_WORK TO BE COMPLETED_
In your copy, leave out the pictures and repeat the entries below exactly.

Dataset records

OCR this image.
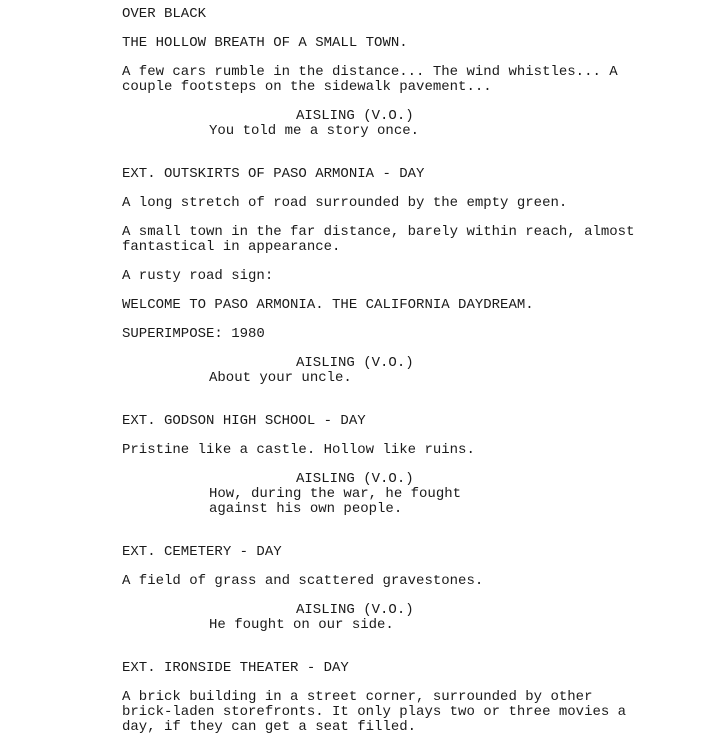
OVER BLACK

THE HOLLOW BREATH OF A SMALL TOWN.

A few cars rumble in the distance... The wind whistles... A

couple footsteps on the sidewalk pavement...

AISLING (V.O.)

You told me a story once.

EXT. OUTSKIRTS OF PASO ARMONIA - DAY

A long stretch of road surrounded by the empty green.

A small town in the far distance, barely within reach, almost

fantastical in appearance.

A rusty road sign:

WELCOME TO PASO ARMONIA. THE CALIFORNIA DAYDREAM.

SUPERIMPOSE: 1980

AISLING (V.O.)

About your uncle.

EXT. GODSON HIGH SCHOOL - DAY

Pristine like a castle. Hollow like ruins.

AISLING (V.O.)

How, during the war, he fought

against his own people.

EXT. CEMETERY - DAY

A field of grass and scattered gravestones.

AISLING (V.O.)

He fought on our side.

EXT. IRONSIDE THEATER - DAY

A brick building in a street corner, surrounded by other

brick-laden storefronts. It only plays two or three movies a

day, if they can get a seat filled.
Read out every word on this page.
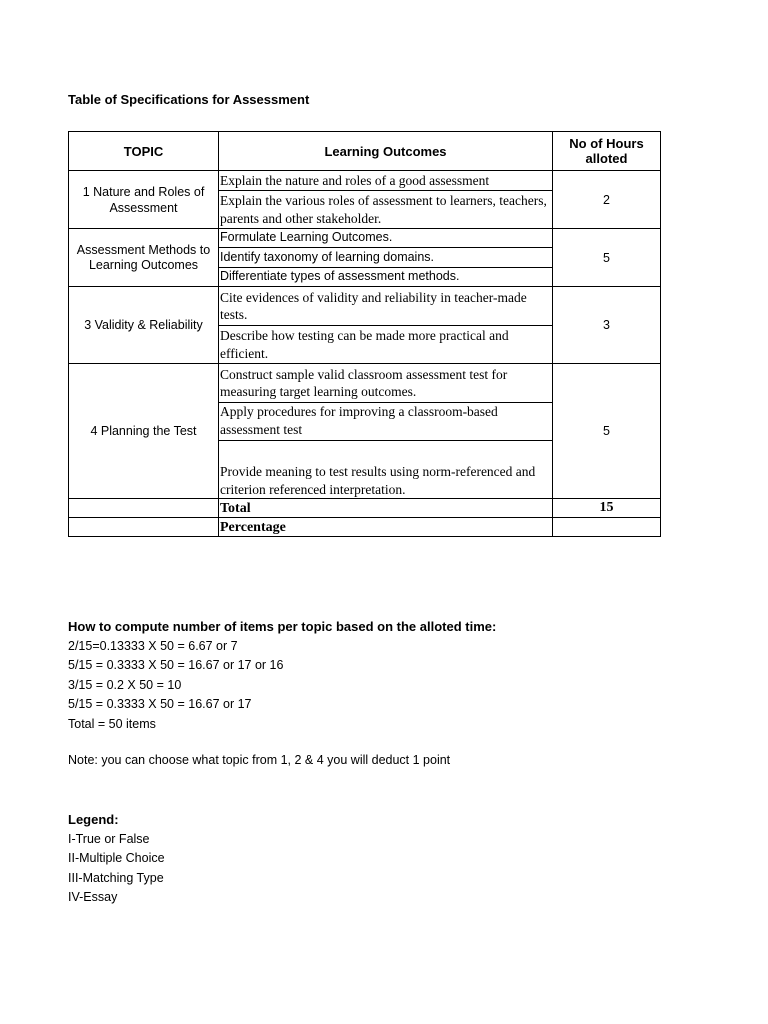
Table of Specifications for Assessment
TOPIC	Learning Outcomes	No of Hours alloted
1 Nature and Roles of Assessment	Explain the nature and roles of a good assessment	2
	Explain the various roles of assessment to learners, teachers, parents and other stakeholder.	
Assessment Methods to Learning Outcomes	Formulate Learning Outcomes.	5
	Identify taxonomy of learning domains.	
	Differentiate types of assessment methods.	
3 Validity & Reliability	Cite evidences of validity and reliability in teacher-made tests.	3
	Describe how testing can be made more practical and efficient.	
4 Planning the Test	Construct sample valid classroom assessment test for measuring target learning outcomes.	5
	Apply procedures for improving a classroom-based assessment test	
	Provide meaning to test results using norm-referenced and criterion referenced interpretation.	
	Total	15
	Percentage	
How to compute number of items per topic based on the alloted time:
2/15=0.13333 X 50 = 6.67 or 7
5/15 = 0.3333 X 50 = 16.67 or 17 or 16
3/15 = 0.2 X 50 = 10
5/15 = 0.3333 X 50 = 16.67 or 17
Total = 50 items
Note: you can choose what topic from 1, 2 & 4 you will deduct 1 point
Legend:
I-True or False
II-Multiple Choice
III-Matching Type
IV-Essay
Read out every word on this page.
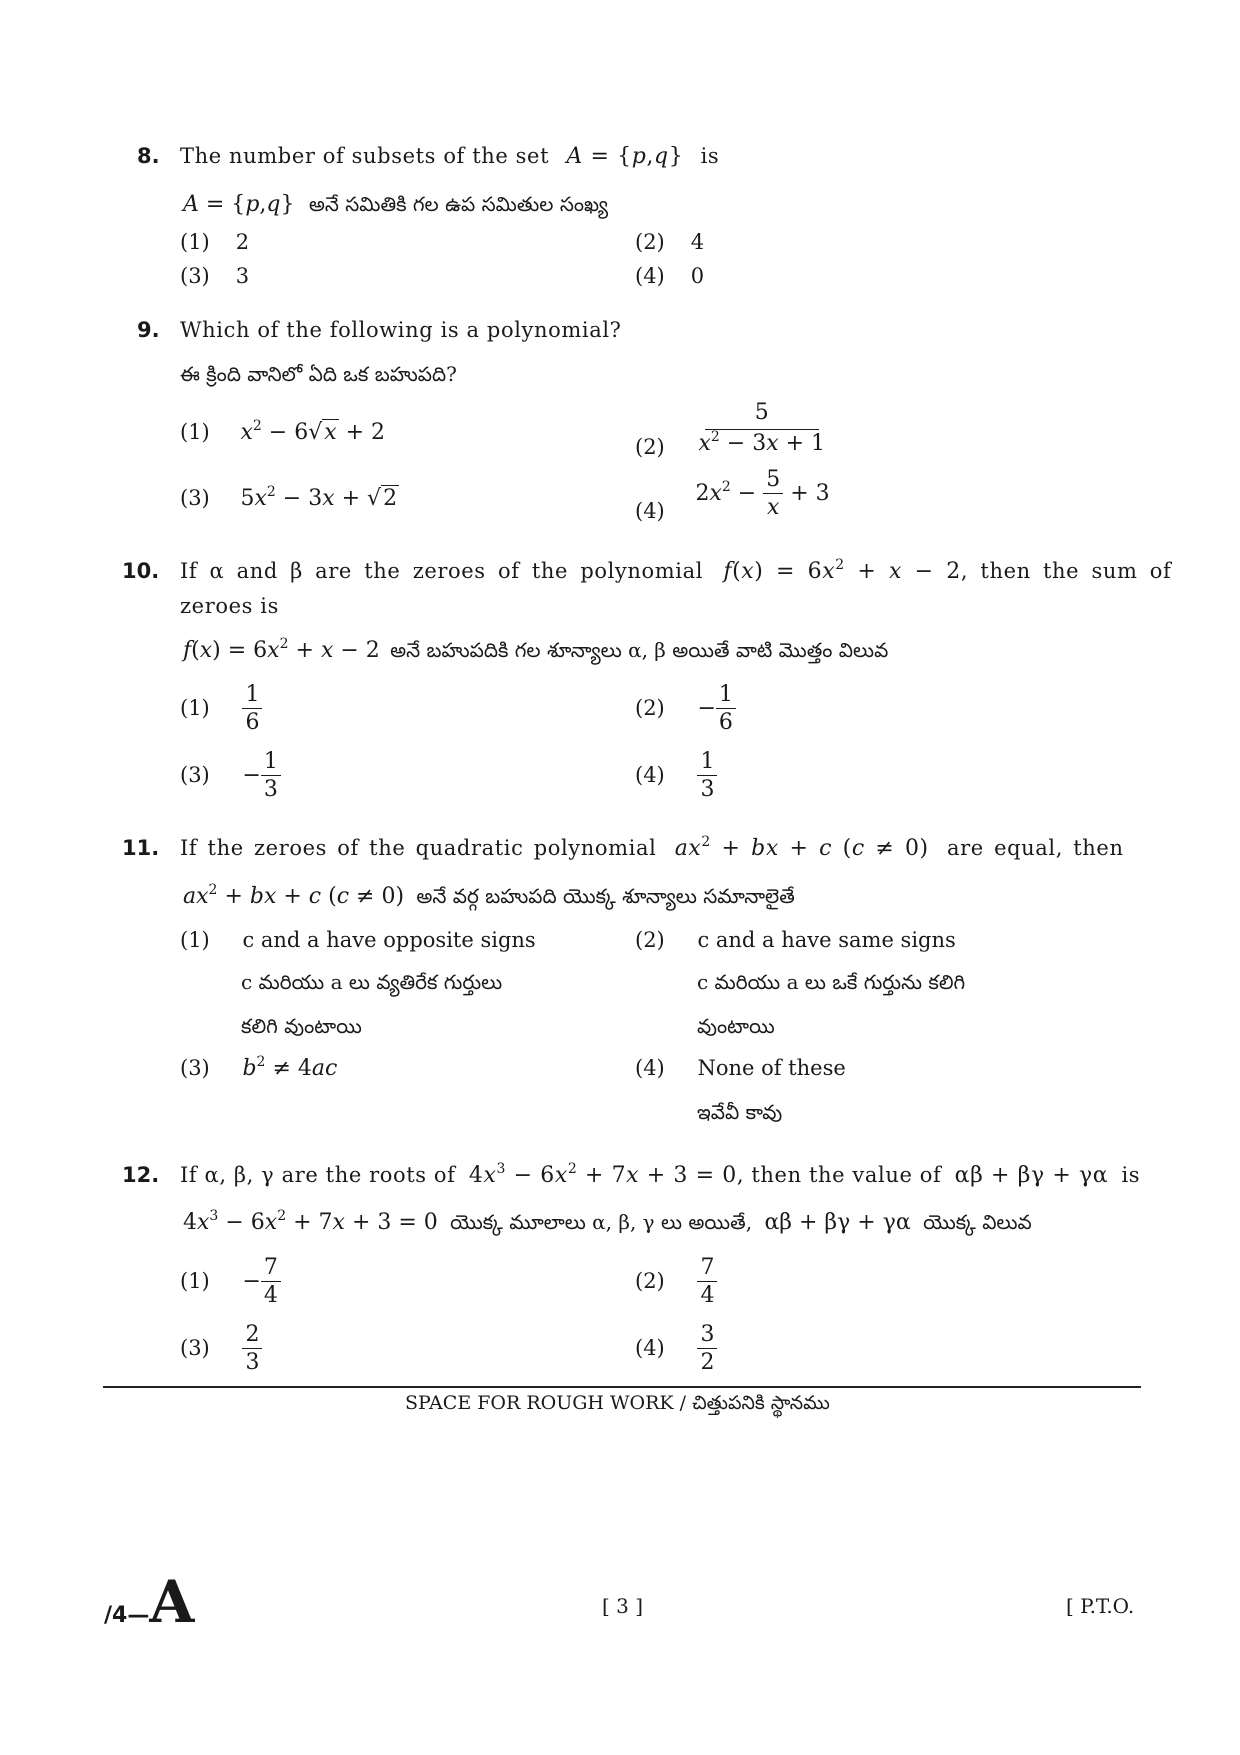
8. The number of subsets of the set A = {p,q} is
A = {p,q} అనే సమితికి గల ఉప సమితుల సంఖ్య
(1) 2	(2) 4
(3) 3	(4) 0
9. Which of the following is a polynomial?
ఈ క్రింది వానిలో ఏది ఒక బహుపది?
(1) $x^2 - 6√x + 2$
$(2) \frac{5}{x^2 - 3x + 1}$
(3) $5x^2 - 3x + √2$	(4) $2x^2 - \frac{5}{x} + 3$
10. If α and β are the zeroes of the polynomial $f(x) = 6x^2 + x - 2$, then the sum of
zeroes is
$f(x) = 6x^2 + x - 2$ అనే బహుపదికి గల శూన్యాలు α, β అయితే వాటి మొత్తం విలువ
$(1) \frac{1}{6}$	$(2) - \frac{1}{6}$
$(3) - \frac{1}{3}$	$(4) \frac{1}{3}$
11. If the zeroes of the quadratic polynomial $ax^2$ + bx + c (c ≠ 0) are equal, then
$ax^2$ + bx + c (c ≠ 0) అనే వర్గ బహుపది యొక్క శూన్యాలు సమానాలైతే
(1) c and a have opposite signs
c మరియు a లు వ్యతిరేక గుర్తులు
కలిగి వుంటాయి
(2) c and a have same signs
c మరియు a లు ఒకే గుర్తును కలిగి
వుంటాయి
(3) $b^2 \ne 4ac$	(4) None of these
ఇవేవీ కావు
12. If α, β, γ are the roots of $4x^3 - 6x^2 + 7x + 3 = 0$, then the value of αβ + βγ + γα is
$4x^3 - 6x^2 + 7x + 3 = 0$ యొక్క మూలాలు α, β, γ లు అయితే, αβ + βγ + γα యొక్క విలువ
$(1) - \frac{7}{4}$	$(2) \frac{7}{4}$
$(3) \frac{2}{3}$	$(4) \frac{3}{2}$
SPACE FOR ROUGH WORK / చిత్తుపనికి స్థానము
/4—A	[ 3 ]	[ P.T.O.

_REPLY_
OCR this image.
OVER BLACK

THE HOLLOW BREATH OF A SMALL TOWN.

A few cars rumble in the distance... The wind whistles... A

couple footsteps on the sidewalk pavement...

AISLING (V.O.)

You told me a story once.

EXT. OUTSKIRTS OF PASO ARMONIA - DAY

A long stretch of road surrounded by the empty green.

A small town in the far distance, barely within reach, almost

fantastical in appearance.

A rusty road sign:

WELCOME TO PASO ARMONIA. THE CALIFORNIA DAYDREAM.

SUPERIMPOSE: 1980

AISLING (V.O.)

About your uncle.

EXT. GODSON HIGH SCHOOL - DAY

Pristine like a castle. Hollow like ruins.

AISLING (V.O.)

How, during the war, he fought

against his own people.

EXT. CEMETERY - DAY

A field of grass and scattered gravestones.

AISLING (V.O.)

He fought on our side.

EXT. IRONSIDE THEATER - DAY

A brick building in a street corner, surrounded by other

brick-laden storefronts. It only plays two or three movies a

day, if they can get a seat filled.
Read out every word on this page.
Table of Specifications for Assessment
TOPIC	Learning Outcomes	No of Hours alloted
1 Nature and Roles of Assessment	Explain the nature and roles of a good assessment	2
	Explain the various roles of assessment to learners, teachers, parents and other stakeholder.	
Assessment Methods to Learning Outcomes	Formulate Learning Outcomes.	5
	Identify taxonomy of learning domains.	
	Differentiate types of assessment methods.	
3 Validity & Reliability	Cite evidences of validity and reliability in teacher-made tests.	3
	Describe how testing can be made more practical and efficient.	
4 Planning the Test	Construct sample valid classroom assessment test for measuring target learning outcomes.	5
	Apply procedures for improving a classroom-based assessment test	
	Provide meaning to test results using norm-referenced and criterion referenced interpretation.	
	Total	15
	Percentage	
How to compute number of items per topic based on the alloted time:
2/15=0.13333 X 50 = 6.67 or 7
5/15 = 0.3333 X 50 = 16.67 or 17 or 16
3/15 = 0.2 X 50 = 10
5/15 = 0.3333 X 50 = 16.67 or 17
Total = 50 items
Note: you can choose what topic from 1, 2 & 4 you will deduct 1 point
Legend:
I-True or False
II-Multiple Choice
III-Matching Type
IV-Essay
Read out every word on this page.
8. The number of subsets of the set A = {p,q} is
A = {p,q} అనే సమితికి గల ఉప సమితుల సంఖ్య
(1) 2	(2) 4
(3) 3	(4) 0
9. Which of the following is a polynomial?
ఈ క్రింది వానిలో ఏది ఒక బహుపది?
(1) $x^2 - 6√x + 2$
$(2) \frac{5}{x^2 - 3x + 1}$
(3) $5x^2 - 3x + √2$	(4) $2x^2 - \frac{5}{x} + 3$
10. If α and β are the zeroes of the polynomial $f(x) = 6x^2 + x - 2$, then the sum of
zeroes is
$f(x) = 6x^2 + x - 2$ అనే బహుపదికి గల శూన్యాలు α, β అయితే వాటి మొత్తం విలువ
$(1) \frac{1}{6}$	$(2) - \frac{1}{6}$
$(3) - \frac{1}{3}$	$(4) \frac{1}{3}$
11. If the zeroes of the quadratic polynomial $ax^2$ + bx + c (c ≠ 0) are equal, then
$ax^2$ + bx + c (c ≠ 0) అనే వర్గ బహుపది యొక్క శూన్యాలు సమానాలైతే
(1) c and a have opposite signs
c మరియు a లు వ్యతిరేక గుర్తులు
కలిగి వుంటాయి
(2) c and a have same signs
c మరియు a లు ఒకే గుర్తును కలిగి
వుంటాయి
(3) $b^2 \ne 4ac$	(4) None of these
ఇవేవీ కావు
12. If α, β, γ are the roots of $4x^3 - 6x^2 + 7x + 3 = 0$, then the value of αβ + βγ + γα is
$4x^3 - 6x^2 + 7x + 3 = 0$ యొక్క మూలాలు α, β, γ లు అయితే, αβ + βγ + γα యొక్క విలువ
$(1) - \frac{7}{4}$	$(2) \frac{7}{4}$
$(3) \frac{2}{3}$	$(4) \frac{3}{2}$
SPACE FOR ROUGH WORK / చిత్తుపనికి స్థానము
/4—A	[ 3 ]	[ P.T.O.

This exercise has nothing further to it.